▶ **DIRECTION**
Among the lines below, count those with "text". Give only the number.

Excerpt from a dataset
-.-.-

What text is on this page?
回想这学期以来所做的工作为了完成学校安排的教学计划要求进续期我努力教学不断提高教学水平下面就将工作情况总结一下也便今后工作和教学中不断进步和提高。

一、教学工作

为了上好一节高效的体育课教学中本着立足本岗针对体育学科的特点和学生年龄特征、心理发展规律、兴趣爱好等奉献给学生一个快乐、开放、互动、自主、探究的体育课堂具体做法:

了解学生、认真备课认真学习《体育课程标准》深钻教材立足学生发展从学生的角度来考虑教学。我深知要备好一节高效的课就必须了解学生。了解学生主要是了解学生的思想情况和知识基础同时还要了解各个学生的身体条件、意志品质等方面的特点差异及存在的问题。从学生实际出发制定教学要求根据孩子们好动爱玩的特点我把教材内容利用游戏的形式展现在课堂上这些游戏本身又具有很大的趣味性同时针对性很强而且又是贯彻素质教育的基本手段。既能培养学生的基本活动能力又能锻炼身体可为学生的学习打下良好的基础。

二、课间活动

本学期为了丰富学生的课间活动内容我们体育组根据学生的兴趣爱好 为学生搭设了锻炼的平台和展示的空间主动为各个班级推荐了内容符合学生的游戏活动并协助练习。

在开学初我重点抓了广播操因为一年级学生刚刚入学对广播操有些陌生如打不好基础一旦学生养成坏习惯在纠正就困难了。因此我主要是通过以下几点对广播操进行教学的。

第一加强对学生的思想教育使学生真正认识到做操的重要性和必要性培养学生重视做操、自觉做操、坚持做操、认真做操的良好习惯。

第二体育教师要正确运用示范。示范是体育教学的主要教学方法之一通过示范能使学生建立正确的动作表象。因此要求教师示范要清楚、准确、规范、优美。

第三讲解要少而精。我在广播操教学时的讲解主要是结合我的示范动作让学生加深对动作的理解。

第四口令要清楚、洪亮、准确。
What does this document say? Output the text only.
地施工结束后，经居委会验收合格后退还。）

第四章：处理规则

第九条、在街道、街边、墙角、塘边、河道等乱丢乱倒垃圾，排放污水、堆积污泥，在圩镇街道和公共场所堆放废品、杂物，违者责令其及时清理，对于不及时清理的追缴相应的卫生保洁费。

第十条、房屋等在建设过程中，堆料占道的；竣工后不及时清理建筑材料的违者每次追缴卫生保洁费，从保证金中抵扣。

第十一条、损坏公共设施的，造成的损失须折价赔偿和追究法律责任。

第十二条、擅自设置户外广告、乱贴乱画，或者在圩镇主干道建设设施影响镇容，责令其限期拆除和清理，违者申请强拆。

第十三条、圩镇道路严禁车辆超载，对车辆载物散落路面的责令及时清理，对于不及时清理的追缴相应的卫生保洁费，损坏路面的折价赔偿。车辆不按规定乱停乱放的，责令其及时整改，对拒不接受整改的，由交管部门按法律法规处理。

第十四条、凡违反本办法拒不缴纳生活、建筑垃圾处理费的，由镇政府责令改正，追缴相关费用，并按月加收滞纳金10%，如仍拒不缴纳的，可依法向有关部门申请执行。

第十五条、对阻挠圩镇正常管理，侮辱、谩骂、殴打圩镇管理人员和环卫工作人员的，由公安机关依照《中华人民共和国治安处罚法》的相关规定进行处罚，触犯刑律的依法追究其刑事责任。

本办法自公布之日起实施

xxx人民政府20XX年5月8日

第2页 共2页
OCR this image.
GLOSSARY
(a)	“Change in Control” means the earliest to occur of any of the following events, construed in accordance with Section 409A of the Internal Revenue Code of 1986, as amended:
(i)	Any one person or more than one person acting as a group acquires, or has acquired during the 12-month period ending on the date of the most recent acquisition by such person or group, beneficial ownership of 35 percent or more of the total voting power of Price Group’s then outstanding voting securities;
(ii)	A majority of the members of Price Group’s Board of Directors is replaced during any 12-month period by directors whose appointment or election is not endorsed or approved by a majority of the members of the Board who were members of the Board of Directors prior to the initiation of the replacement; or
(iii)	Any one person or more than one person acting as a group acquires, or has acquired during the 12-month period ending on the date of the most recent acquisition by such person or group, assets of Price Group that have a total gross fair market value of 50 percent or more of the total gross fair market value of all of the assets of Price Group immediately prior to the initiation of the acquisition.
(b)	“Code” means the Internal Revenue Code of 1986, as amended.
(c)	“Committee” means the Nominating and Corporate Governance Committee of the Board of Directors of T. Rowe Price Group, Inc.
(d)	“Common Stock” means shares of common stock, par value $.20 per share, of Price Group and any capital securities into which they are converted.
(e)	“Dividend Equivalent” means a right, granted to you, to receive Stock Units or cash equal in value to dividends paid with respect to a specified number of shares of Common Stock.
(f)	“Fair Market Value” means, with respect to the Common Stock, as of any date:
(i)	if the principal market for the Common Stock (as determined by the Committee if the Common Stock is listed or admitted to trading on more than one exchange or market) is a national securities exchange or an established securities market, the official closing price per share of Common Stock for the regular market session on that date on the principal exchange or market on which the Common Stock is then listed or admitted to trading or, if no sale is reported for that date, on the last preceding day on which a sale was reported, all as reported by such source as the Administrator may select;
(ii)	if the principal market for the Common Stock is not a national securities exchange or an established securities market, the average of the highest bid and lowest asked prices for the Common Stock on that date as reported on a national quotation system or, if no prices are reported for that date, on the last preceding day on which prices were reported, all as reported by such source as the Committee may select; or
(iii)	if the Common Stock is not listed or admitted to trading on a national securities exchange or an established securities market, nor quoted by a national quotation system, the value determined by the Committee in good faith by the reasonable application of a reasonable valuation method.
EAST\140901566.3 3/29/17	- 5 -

-.-.-

▶ **ANSWER IN FULL**
2